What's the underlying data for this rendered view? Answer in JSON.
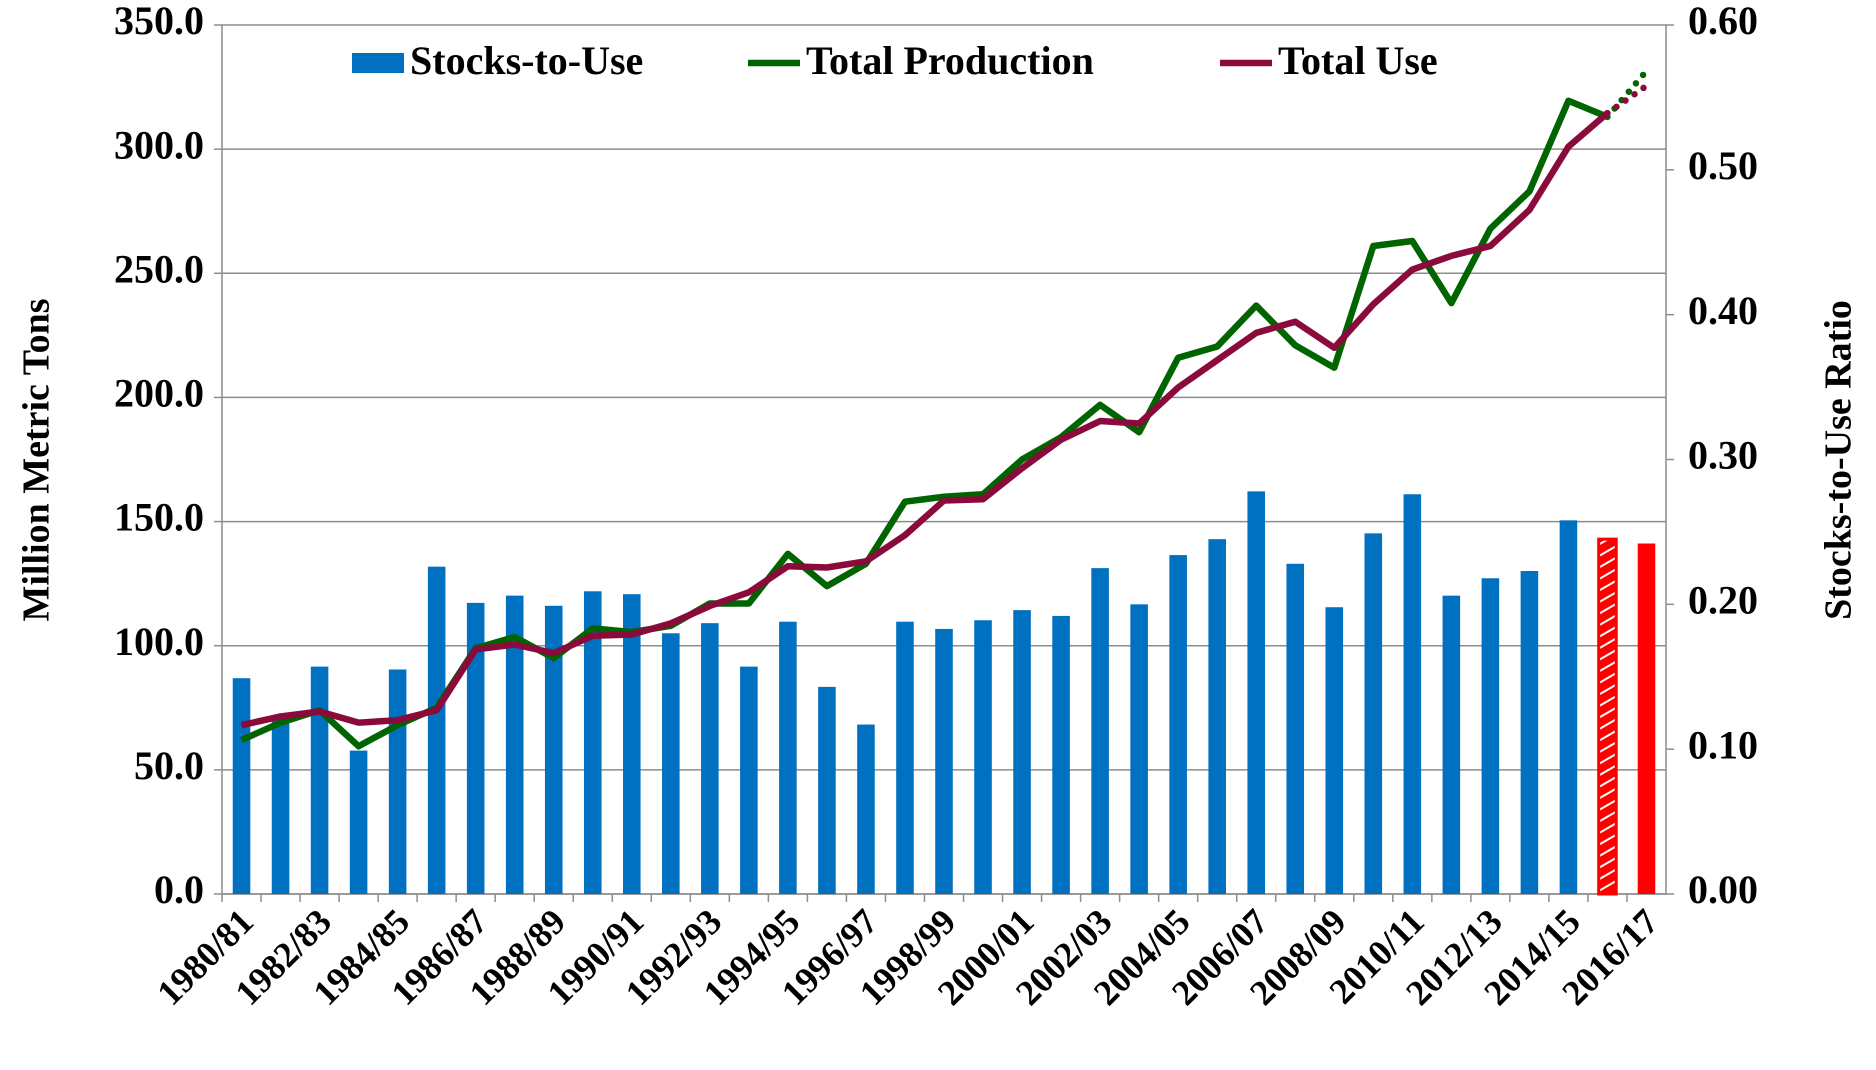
{
  "chart_data": {
    "type": "bar-line",
    "categories": [
      "1980/81",
      null,
      "1982/83",
      null,
      "1984/85",
      null,
      "1986/87",
      null,
      "1988/89",
      null,
      "1990/91",
      null,
      "1992/93",
      null,
      "1994/95",
      null,
      "1996/97",
      null,
      "1998/99",
      null,
      "2000/01",
      null,
      "2002/03",
      null,
      "2004/05",
      null,
      "2006/07",
      null,
      "2008/09",
      null,
      "2010/11",
      null,
      "2012/13",
      null,
      "2014/15",
      null,
      "2016/17"
    ],
    "ylabel": "Million Metric Tons",
    "y2label": "Stocks-to-Use Ratio",
    "ylim": [
      0,
      350
    ],
    "yticks": [
      {
        "value": 0,
        "label": "0.0"
      },
      {
        "value": 50,
        "label": "50.0"
      },
      {
        "value": 100,
        "label": "100.0"
      },
      {
        "value": 150,
        "label": "150.0"
      },
      {
        "value": 200,
        "label": "200.0"
      },
      {
        "value": 250,
        "label": "250.0"
      },
      {
        "value": 300,
        "label": "300.0"
      },
      {
        "value": 350,
        "label": "350.0"
      }
    ],
    "y2lim": [
      0,
      0.6
    ],
    "y2ticks": [
      {
        "value": 0,
        "label": "0.00"
      },
      {
        "value": 0.1,
        "label": "0.10"
      },
      {
        "value": 0.2,
        "label": "0.20"
      },
      {
        "value": 0.3,
        "label": "0.30"
      },
      {
        "value": 0.4,
        "label": "0.40"
      },
      {
        "value": 0.5,
        "label": "0.50"
      },
      {
        "value": 0.6,
        "label": "0.60"
      }
    ],
    "grid": true,
    "legend": "top",
    "series": [
      {
        "name": "Stocks-to-Use",
        "type": "bar",
        "axis": "y2",
        "color": "#0070c0",
        "colors": [
          "#0070c0",
          "#0070c0",
          "#0070c0",
          "#0070c0",
          "#0070c0",
          "#0070c0",
          "#0070c0",
          "#0070c0",
          "#0070c0",
          "#0070c0",
          "#0070c0",
          "#0070c0",
          "#0070c0",
          "#0070c0",
          "#0070c0",
          "#0070c0",
          "#0070c0",
          "#0070c0",
          "#0070c0",
          "#0070c0",
          "#0070c0",
          "#0070c0",
          "#0070c0",
          "#0070c0",
          "#0070c0",
          "#0070c0",
          "#0070c0",
          "#0070c0",
          "#0070c0",
          "#0070c0",
          "#0070c0",
          "#0070c0",
          "#0070c0",
          "#0070c0",
          "#0070c0",
          "#ff0000",
          "#ff0000"
        ],
        "values": [
          0.149,
          0.12,
          0.157,
          0.099,
          0.155,
          0.226,
          0.201,
          0.206,
          0.199,
          0.209,
          0.207,
          0.18,
          0.187,
          0.157,
          0.188,
          0.143,
          0.117,
          0.188,
          0.183,
          0.189,
          0.196,
          0.192,
          0.225,
          0.2,
          0.234,
          0.245,
          0.278,
          0.228,
          0.198,
          0.249,
          0.276,
          0.206,
          0.218,
          0.223,
          0.258,
          0.245,
          0.242
        ]
      },
      {
        "name": "Total Production",
        "type": "line",
        "color": "#006400",
        "values": [
          62,
          69,
          74,
          59.5,
          68,
          75,
          99,
          103.5,
          95,
          107,
          105.5,
          108,
          117,
          117,
          137,
          124,
          133,
          158,
          160,
          161,
          175,
          184,
          197,
          186,
          216,
          220.5,
          237,
          221,
          212,
          261,
          263,
          238,
          268,
          283,
          319.5,
          313,
          331.5
        ]
      },
      {
        "name": "Total Use",
        "type": "line",
        "color": "#8b0a3c",
        "values": [
          68,
          71.5,
          73.5,
          69,
          70,
          74,
          98.5,
          100.5,
          97,
          104,
          104.5,
          109,
          116,
          121.5,
          132,
          131.5,
          134,
          144.5,
          158.5,
          159,
          171.5,
          183,
          190.5,
          189.5,
          204,
          215,
          226,
          230.5,
          220,
          237.5,
          251.5,
          257,
          261,
          275.5,
          301,
          314.5,
          325.5
        ]
      }
    ]
  }
}
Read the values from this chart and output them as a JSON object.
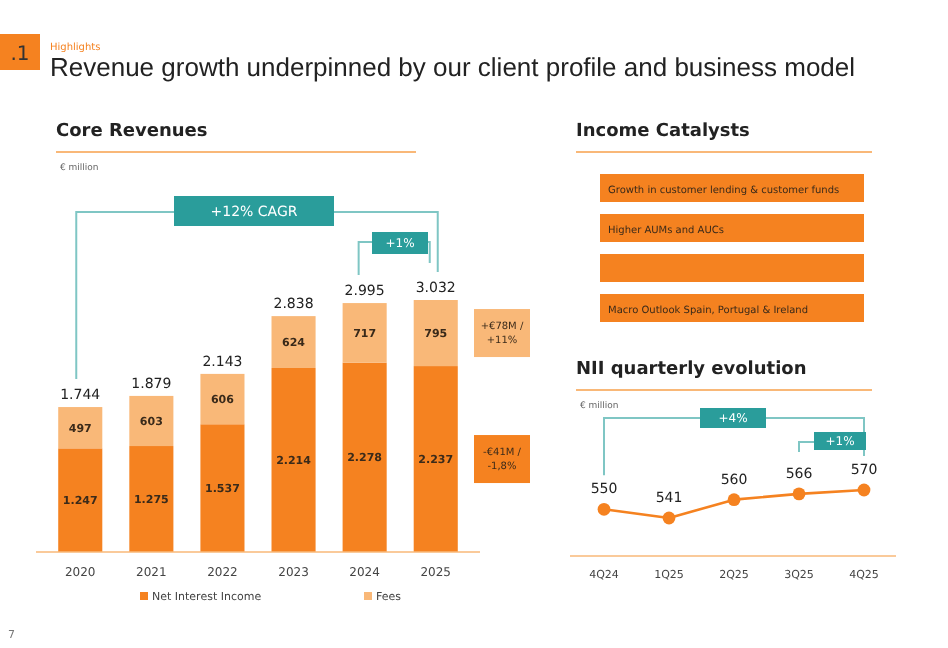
{
  "chart_data": [
    {
      "type": "other",
      "subtitle": "Highlights",
      "title": "Revenue growth underpinned by our client profile and business model",
      "annotations": [
        ".1",
        "7"
      ]
    },
    {
      "type": "bar",
      "title": "Core Revenues",
      "subtitle": "€ million",
      "categories": [
        "2020",
        "2021",
        "2022",
        "2023",
        "2024",
        "2025"
      ],
      "stacked": true,
      "legend": "bottom",
      "series": [
        {
          "name": "Net Interest Income",
          "color": "#f58220",
          "values": [
            1247,
            1275,
            1537,
            2214,
            2278,
            2237
          ],
          "value_labels": [
            "1.247",
            "1.275",
            "1.537",
            "2.214",
            "2.278",
            "2.237"
          ]
        },
        {
          "name": "Fees",
          "color": "#f9b878",
          "values": [
            497,
            603,
            606,
            624,
            717,
            795
          ],
          "value_labels": [
            "497",
            "603",
            "606",
            "624",
            "717",
            "795"
          ]
        }
      ],
      "totals": [
        "1.744",
        "1.879",
        "2.143",
        "2.838",
        "2.995",
        "3.032"
      ],
      "annotations": [
        "+12% CAGR",
        "+1%",
        "+€78M / +11%",
        "-€41M / -1,8%"
      ]
    },
    {
      "type": "other",
      "title": "Income Catalysts",
      "annotations": [
        "Growth in customer lending & customer funds",
        "Higher AUMs and AUCs",
        null,
        "Macro Outlook Spain, Portugal & Ireland"
      ]
    },
    {
      "type": "line",
      "title": "NII quarterly evolution",
      "subtitle": "€ million",
      "categories": [
        "4Q24",
        "1Q25",
        "2Q25",
        "3Q25",
        "4Q25"
      ],
      "series": [
        {
          "color": "#f58220",
          "values": [
            550,
            541,
            560,
            566,
            570
          ]
        }
      ],
      "data_labels": true,
      "marker": "circle",
      "annotations": [
        "+4%",
        "+1%"
      ]
    }
  ]
}
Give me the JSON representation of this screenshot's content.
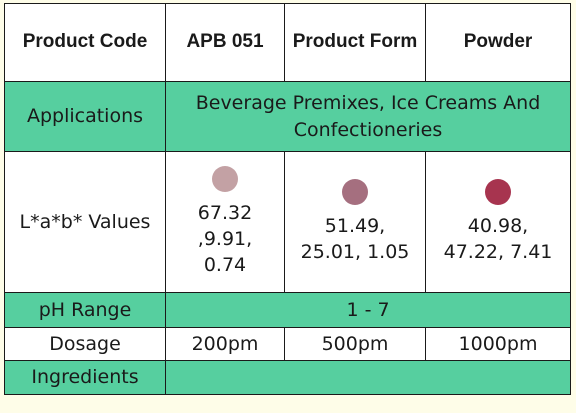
{
  "header": {
    "product_code_label": "Product Code",
    "product_code_value": "APB 051",
    "product_form_label": "Product Form",
    "product_form_value": "Powder"
  },
  "applications": {
    "label": "Applications",
    "value": "Beverage Premixes, Ice Creams And Confectioneries"
  },
  "lab_values": {
    "label": "L*a*b* Values",
    "items": [
      {
        "color": "#c3a1a4",
        "value": "67.32 ,9.91, 0.74"
      },
      {
        "color": "#a56f7f",
        "value": "51.49, 25.01, 1.05"
      },
      {
        "color": "#a7344f",
        "value": "40.98, 47.22, 7.41"
      }
    ]
  },
  "ph": {
    "label": "pH Range",
    "value": "1 - 7"
  },
  "dosage": {
    "label": "Dosage",
    "values": [
      "200pm",
      "500pm",
      "1000pm"
    ]
  },
  "ingredients": {
    "label": "Ingredients",
    "value": ""
  },
  "colors": {
    "accent_green": "#56cf9f",
    "page_background": "#fefde8"
  }
}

CHALLENGE
Your copy should repeat each entry above exactly but contain no pictures.

RESULT
What's the underlying data for this rendered view? Answer in JSON.
{
  "chart_data": {
    "type": "bar-line",
    "categories": [
      "1980/81",
      null,
      "1982/83",
      null,
      "1984/85",
      null,
      "1986/87",
      null,
      "1988/89",
      null,
      "1990/91",
      null,
      "1992/93",
      null,
      "1994/95",
      null,
      "1996/97",
      null,
      "1998/99",
      null,
      "2000/01",
      null,
      "2002/03",
      null,
      "2004/05",
      null,
      "2006/07",
      null,
      "2008/09",
      null,
      "2010/11",
      null,
      "2012/13",
      null,
      "2014/15",
      null,
      "2016/17"
    ],
    "ylabel": "Million Metric Tons",
    "y2label": "Stocks-to-Use Ratio",
    "ylim": [
      0,
      350
    ],
    "yticks": [
      {
        "value": 0,
        "label": "0.0"
      },
      {
        "value": 50,
        "label": "50.0"
      },
      {
        "value": 100,
        "label": "100.0"
      },
      {
        "value": 150,
        "label": "150.0"
      },
      {
        "value": 200,
        "label": "200.0"
      },
      {
        "value": 250,
        "label": "250.0"
      },
      {
        "value": 300,
        "label": "300.0"
      },
      {
        "value": 350,
        "label": "350.0"
      }
    ],
    "y2lim": [
      0,
      0.6
    ],
    "y2ticks": [
      {
        "value": 0,
        "label": "0.00"
      },
      {
        "value": 0.1,
        "label": "0.10"
      },
      {
        "value": 0.2,
        "label": "0.20"
      },
      {
        "value": 0.3,
        "label": "0.30"
      },
      {
        "value": 0.4,
        "label": "0.40"
      },
      {
        "value": 0.5,
        "label": "0.50"
      },
      {
        "value": 0.6,
        "label": "0.60"
      }
    ],
    "grid": true,
    "legend": "top",
    "series": [
      {
        "name": "Stocks-to-Use",
        "type": "bar",
        "axis": "y2",
        "color": "#0070c0",
        "colors": [
          "#0070c0",
          "#0070c0",
          "#0070c0",
          "#0070c0",
          "#0070c0",
          "#0070c0",
          "#0070c0",
          "#0070c0",
          "#0070c0",
          "#0070c0",
          "#0070c0",
          "#0070c0",
          "#0070c0",
          "#0070c0",
          "#0070c0",
          "#0070c0",
          "#0070c0",
          "#0070c0",
          "#0070c0",
          "#0070c0",
          "#0070c0",
          "#0070c0",
          "#0070c0",
          "#0070c0",
          "#0070c0",
          "#0070c0",
          "#0070c0",
          "#0070c0",
          "#0070c0",
          "#0070c0",
          "#0070c0",
          "#0070c0",
          "#0070c0",
          "#0070c0",
          "#0070c0",
          "#ff0000",
          "#ff0000"
        ],
        "values": [
          0.149,
          0.12,
          0.157,
          0.099,
          0.155,
          0.226,
          0.201,
          0.206,
          0.199,
          0.209,
          0.207,
          0.18,
          0.187,
          0.157,
          0.188,
          0.143,
          0.117,
          0.188,
          0.183,
          0.189,
          0.196,
          0.192,
          0.225,
          0.2,
          0.234,
          0.245,
          0.278,
          0.228,
          0.198,
          0.249,
          0.276,
          0.206,
          0.218,
          0.223,
          0.258,
          0.245,
          0.242
        ]
      },
      {
        "name": "Total Production",
        "type": "line",
        "color": "#006400",
        "values": [
          62,
          69,
          74,
          59.5,
          68,
          75,
          99,
          103.5,
          95,
          107,
          105.5,
          108,
          117,
          117,
          137,
          124,
          133,
          158,
          160,
          161,
          175,
          184,
          197,
          186,
          216,
          220.5,
          237,
          221,
          212,
          261,
          263,
          238,
          268,
          283,
          319.5,
          313,
          331.5
        ]
      },
      {
        "name": "Total Use",
        "type": "line",
        "color": "#8b0a3c",
        "values": [
          68,
          71.5,
          73.5,
          69,
          70,
          74,
          98.5,
          100.5,
          97,
          104,
          104.5,
          109,
          116,
          121.5,
          132,
          131.5,
          134,
          144.5,
          158.5,
          159,
          171.5,
          183,
          190.5,
          189.5,
          204,
          215,
          226,
          230.5,
          220,
          237.5,
          251.5,
          257,
          261,
          275.5,
          301,
          314.5,
          325.5
        ]
      }
    ]
  }
}
Read the values from this chart and output them as a JSON object.
{
  "chart_data": [
    {
      "type": "other",
      "subtitle": "Highlights",
      "title": "Revenue growth underpinned by our client profile and business model",
      "annotations": [
        ".1",
        "7"
      ]
    },
    {
      "type": "bar",
      "title": "Core Revenues",
      "subtitle": "€ million",
      "categories": [
        "2020",
        "2021",
        "2022",
        "2023",
        "2024",
        "2025"
      ],
      "stacked": true,
      "legend": "bottom",
      "series": [
        {
          "name": "Net Interest Income",
          "color": "#f58220",
          "values": [
            1247,
            1275,
            1537,
            2214,
            2278,
            2237
          ],
          "value_labels": [
            "1.247",
            "1.275",
            "1.537",
            "2.214",
            "2.278",
            "2.237"
          ]
        },
        {
          "name": "Fees",
          "color": "#f9b878",
          "values": [
            497,
            603,
            606,
            624,
            717,
            795
          ],
          "value_labels": [
            "497",
            "603",
            "606",
            "624",
            "717",
            "795"
          ]
        }
      ],
      "totals": [
        "1.744",
        "1.879",
        "2.143",
        "2.838",
        "2.995",
        "3.032"
      ],
      "annotations": [
        "+12% CAGR",
        "+1%",
        "+€78M / +11%",
        "-€41M / -1,8%"
      ]
    },
    {
      "type": "other",
      "title": "Income Catalysts",
      "annotations": [
        "Growth in customer lending & customer funds",
        "Higher AUMs and AUCs",
        null,
        "Macro Outlook Spain, Portugal & Ireland"
      ]
    },
    {
      "type": "line",
      "title": "NII quarterly evolution",
      "subtitle": "€ million",
      "categories": [
        "4Q24",
        "1Q25",
        "2Q25",
        "3Q25",
        "4Q25"
      ],
      "series": [
        {
          "color": "#f58220",
          "values": [
            550,
            541,
            560,
            566,
            570
          ]
        }
      ],
      "data_labels": true,
      "marker": "circle",
      "annotations": [
        "+4%",
        "+1%"
      ]
    }
  ]
}
Give me the JSON representation of this screenshot's content.
{
  "header": {
    "product_code_label": "Product Code",
    "product_code_value": "APB 051",
    "product_form_label": "Product Form",
    "product_form_value": "Powder"
  },
  "applications": {
    "label": "Applications",
    "value": "Beverage Premixes, Ice Creams And Confectioneries"
  },
  "lab_values": {
    "label": "L*a*b* Values",
    "items": [
      {
        "color": "#c3a1a4",
        "value": "67.32 ,9.91, 0.74"
      },
      {
        "color": "#a56f7f",
        "value": "51.49, 25.01, 1.05"
      },
      {
        "color": "#a7344f",
        "value": "40.98, 47.22, 7.41"
      }
    ]
  },
  "ph": {
    "label": "pH Range",
    "value": "1 - 7"
  },
  "dosage": {
    "label": "Dosage",
    "values": [
      "200pm",
      "500pm",
      "1000pm"
    ]
  },
  "ingredients": {
    "label": "Ingredients",
    "value": ""
  },
  "colors": {
    "accent_green": "#56cf9f",
    "page_background": "#fefde8"
  }
}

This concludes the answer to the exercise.